-- START OF PROVIDED PASSAGE --
16 May 2011
The Great Tortilla Test
One night last week, we had fish burritos. I seasoned and poached the fish and tossed it with lemon juice; made a very yummy fresh salsa; warmed some tortillas, created a sauteed onion, garlic, tomato, bean dish for a side, along with a fresh green salad.
It was good.
I was satisfied that I had created a meal that tasted good and nourished those I love. You know, from scratch and all.
I really love simple weeknight meals that are still great. They are the thing that make me feel like I'm doing well at my job. Yes - I heart a fayncee dinner party like no other. But that's a hobby, an interest, frivolity. Good frivolity, sure, but it's not sustenance; It requires work, sure, but let's be honest, it's really the way I play.
What makes me feel a successful homemaker is a simple, real, good meal on the table on a random Thursday night.
So, yes, I was feeling good at my job. Which is good, by the way. To feel like you're doing a good job is a good thing.
The next morning, I woke up early and read most of a little book that I highly recommend, references to which will appear, I'm sure, in many a life moment and many a blog post over the next years.
It's called Loving the Little Years, and it's by a delightful woman named Rachel Jankovich. More about it later, but if you have anyone at your house under 8, buy it. Today. I'll give you a dollar to go toward its purchase. I mean, after you've proven you've read it by taking an Accelerated Reader quiz.
I'm fairly ready to say that it needs to be read by every parent - not just moms - on or before the second birthday of the first child.
But more about that later. A lot more. I promise.
-- END OF PROVIDED PASSAGE --
• **WRITTEN PROBLEM 1**: Copy the records word for word, beginning with their first line and going on through the line with "- robot-fans-icon: [49, 578, 67, 596]"; include both of those lines.
-- START OF RECORDS --
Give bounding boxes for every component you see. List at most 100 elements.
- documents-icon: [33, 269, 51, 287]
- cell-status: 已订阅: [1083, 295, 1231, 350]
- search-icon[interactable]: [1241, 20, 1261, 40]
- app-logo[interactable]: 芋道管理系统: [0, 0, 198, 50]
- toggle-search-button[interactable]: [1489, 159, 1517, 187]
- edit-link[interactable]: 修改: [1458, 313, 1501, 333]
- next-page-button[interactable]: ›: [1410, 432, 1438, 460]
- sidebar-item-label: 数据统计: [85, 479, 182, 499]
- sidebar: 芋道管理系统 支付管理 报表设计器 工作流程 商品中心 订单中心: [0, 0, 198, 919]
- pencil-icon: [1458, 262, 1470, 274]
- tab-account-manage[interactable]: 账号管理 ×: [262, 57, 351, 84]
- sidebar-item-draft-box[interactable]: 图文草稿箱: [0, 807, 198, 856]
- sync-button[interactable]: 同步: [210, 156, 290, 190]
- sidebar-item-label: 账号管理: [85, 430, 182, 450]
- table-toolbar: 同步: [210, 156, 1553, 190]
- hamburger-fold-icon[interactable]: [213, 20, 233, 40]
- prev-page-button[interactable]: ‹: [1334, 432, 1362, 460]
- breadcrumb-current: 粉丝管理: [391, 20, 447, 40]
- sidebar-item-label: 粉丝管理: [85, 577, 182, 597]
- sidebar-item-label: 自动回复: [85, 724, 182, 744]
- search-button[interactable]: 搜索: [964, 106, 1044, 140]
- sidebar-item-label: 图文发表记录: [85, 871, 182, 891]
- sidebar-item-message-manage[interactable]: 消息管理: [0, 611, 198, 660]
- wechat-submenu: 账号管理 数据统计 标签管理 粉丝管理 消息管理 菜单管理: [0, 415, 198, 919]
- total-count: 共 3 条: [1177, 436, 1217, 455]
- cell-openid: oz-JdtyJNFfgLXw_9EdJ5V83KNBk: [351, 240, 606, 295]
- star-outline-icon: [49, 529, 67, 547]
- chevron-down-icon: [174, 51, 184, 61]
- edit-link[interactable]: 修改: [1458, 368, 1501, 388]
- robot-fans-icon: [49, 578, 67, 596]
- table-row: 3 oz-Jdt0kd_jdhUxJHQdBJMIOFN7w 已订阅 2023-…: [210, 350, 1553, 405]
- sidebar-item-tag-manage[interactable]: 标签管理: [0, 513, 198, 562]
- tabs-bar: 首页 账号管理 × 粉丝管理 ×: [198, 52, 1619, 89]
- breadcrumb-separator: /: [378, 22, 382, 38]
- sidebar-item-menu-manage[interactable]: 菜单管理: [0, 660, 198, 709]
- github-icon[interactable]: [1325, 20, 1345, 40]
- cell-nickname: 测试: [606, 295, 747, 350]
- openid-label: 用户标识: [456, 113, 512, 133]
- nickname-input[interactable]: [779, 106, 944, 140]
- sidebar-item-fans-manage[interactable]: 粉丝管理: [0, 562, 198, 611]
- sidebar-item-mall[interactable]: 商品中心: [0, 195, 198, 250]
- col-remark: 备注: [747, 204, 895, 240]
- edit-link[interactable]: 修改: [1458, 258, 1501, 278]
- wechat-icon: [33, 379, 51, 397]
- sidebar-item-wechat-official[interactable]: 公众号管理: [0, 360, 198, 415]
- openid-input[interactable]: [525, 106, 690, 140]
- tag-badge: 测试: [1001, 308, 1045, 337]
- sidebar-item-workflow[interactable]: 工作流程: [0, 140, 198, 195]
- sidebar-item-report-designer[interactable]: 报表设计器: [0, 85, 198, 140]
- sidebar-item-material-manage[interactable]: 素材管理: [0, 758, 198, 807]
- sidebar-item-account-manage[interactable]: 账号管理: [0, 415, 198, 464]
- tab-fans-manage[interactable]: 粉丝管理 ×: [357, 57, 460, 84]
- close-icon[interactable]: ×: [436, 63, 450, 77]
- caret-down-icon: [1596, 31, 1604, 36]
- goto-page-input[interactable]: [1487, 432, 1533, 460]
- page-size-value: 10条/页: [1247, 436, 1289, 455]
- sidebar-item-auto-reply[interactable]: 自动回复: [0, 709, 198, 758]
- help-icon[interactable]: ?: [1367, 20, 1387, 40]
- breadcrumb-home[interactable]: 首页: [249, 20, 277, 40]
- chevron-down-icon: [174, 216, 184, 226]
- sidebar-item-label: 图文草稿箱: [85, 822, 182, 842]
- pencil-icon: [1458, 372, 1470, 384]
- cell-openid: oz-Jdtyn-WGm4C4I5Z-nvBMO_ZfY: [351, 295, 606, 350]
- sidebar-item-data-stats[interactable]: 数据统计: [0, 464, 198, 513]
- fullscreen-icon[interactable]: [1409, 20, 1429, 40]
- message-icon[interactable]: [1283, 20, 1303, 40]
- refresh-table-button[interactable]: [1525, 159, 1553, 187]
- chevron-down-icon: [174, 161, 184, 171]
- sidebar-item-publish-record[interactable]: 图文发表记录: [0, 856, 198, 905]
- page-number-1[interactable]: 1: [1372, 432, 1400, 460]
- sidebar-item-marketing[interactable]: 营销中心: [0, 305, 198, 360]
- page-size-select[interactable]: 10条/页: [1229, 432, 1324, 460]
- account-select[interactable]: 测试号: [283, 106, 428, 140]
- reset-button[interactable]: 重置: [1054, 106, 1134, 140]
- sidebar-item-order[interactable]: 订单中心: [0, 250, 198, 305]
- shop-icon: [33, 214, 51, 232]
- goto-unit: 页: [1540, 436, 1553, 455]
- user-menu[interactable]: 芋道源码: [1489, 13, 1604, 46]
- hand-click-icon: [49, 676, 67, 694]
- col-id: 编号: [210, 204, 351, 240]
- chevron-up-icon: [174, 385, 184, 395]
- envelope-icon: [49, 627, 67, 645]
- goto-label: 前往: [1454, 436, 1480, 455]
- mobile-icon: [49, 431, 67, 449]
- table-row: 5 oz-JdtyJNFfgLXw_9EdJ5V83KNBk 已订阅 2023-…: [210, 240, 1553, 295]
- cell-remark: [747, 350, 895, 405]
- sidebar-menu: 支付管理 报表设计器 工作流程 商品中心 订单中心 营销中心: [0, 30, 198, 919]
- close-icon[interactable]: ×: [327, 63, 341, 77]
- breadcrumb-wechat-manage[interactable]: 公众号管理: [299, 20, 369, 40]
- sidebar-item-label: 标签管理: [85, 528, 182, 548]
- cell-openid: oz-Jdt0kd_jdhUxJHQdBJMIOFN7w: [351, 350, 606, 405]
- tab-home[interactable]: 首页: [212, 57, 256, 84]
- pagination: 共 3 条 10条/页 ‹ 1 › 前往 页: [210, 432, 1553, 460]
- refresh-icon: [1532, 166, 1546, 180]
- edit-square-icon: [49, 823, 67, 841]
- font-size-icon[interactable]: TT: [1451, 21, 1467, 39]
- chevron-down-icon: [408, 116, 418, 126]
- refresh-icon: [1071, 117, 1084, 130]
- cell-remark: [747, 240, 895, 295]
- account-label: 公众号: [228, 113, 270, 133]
-- END OF RECORDS --
• **WRITTEN PROBLEM 2**: Summarize the post in three sentences.

• **TASK RESULT 1**:
Give bounding boxes for every component you see. List at most 100 elements.
- documents-icon: [33, 269, 51, 287]
- cell-status: 已订阅: [1083, 295, 1231, 350]
- search-icon[interactable]: [1241, 20, 1261, 40]
- app-logo[interactable]: 芋道管理系统: [0, 0, 198, 50]
- toggle-search-button[interactable]: [1489, 159, 1517, 187]
- edit-link[interactable]: 修改: [1458, 313, 1501, 333]
- next-page-button[interactable]: ›: [1410, 432, 1438, 460]
- sidebar-item-label: 数据统计: [85, 479, 182, 499]
- sidebar: 芋道管理系统 支付管理 报表设计器 工作流程 商品中心 订单中心: [0, 0, 198, 919]
- pencil-icon: [1458, 262, 1470, 274]
- tab-account-manage[interactable]: 账号管理 ×: [262, 57, 351, 84]
- sidebar-item-draft-box[interactable]: 图文草稿箱: [0, 807, 198, 856]
- sync-button[interactable]: 同步: [210, 156, 290, 190]
- sidebar-item-label: 账号管理: [85, 430, 182, 450]
- table-toolbar: 同步: [210, 156, 1553, 190]
- hamburger-fold-icon[interactable]: [213, 20, 233, 40]
- prev-page-button[interactable]: ‹: [1334, 432, 1362, 460]
- breadcrumb-current: 粉丝管理: [391, 20, 447, 40]
- sidebar-item-label: 粉丝管理: [85, 577, 182, 597]
- sidebar-item-label: 自动回复: [85, 724, 182, 744]
- search-button[interactable]: 搜索: [964, 106, 1044, 140]
- sidebar-item-label: 图文发表记录: [85, 871, 182, 891]
- sidebar-item-message-manage[interactable]: 消息管理: [0, 611, 198, 660]
- wechat-submenu: 账号管理 数据统计 标签管理 粉丝管理 消息管理 菜单管理: [0, 415, 198, 919]
- total-count: 共 3 条: [1177, 436, 1217, 455]
- cell-openid: oz-JdtyJNFfgLXw_9EdJ5V83KNBk: [351, 240, 606, 295]
- star-outline-icon: [49, 529, 67, 547]
- chevron-down-icon: [174, 51, 184, 61]
- edit-link[interactable]: 修改: [1458, 368, 1501, 388]
- robot-fans-icon: [49, 578, 67, 596]

• **TASK RESULT 2**: The writer describes making a from-scratch fish burrito dinner with fresh salsa, warmed tortillas, a sauteed bean side dish and a green salad, and feeling satisfied at having served a good, nourishing meal. The post explains that simple, real weeknight meals, rather than dinner parties, are what make the writer feel like a successful homemaker. The next morning the writer read most of Loving the Little Years by Rachel Jankovich and urges anyone with a child under 8 to buy it, adding that every parent should read it by the first child's second birthday.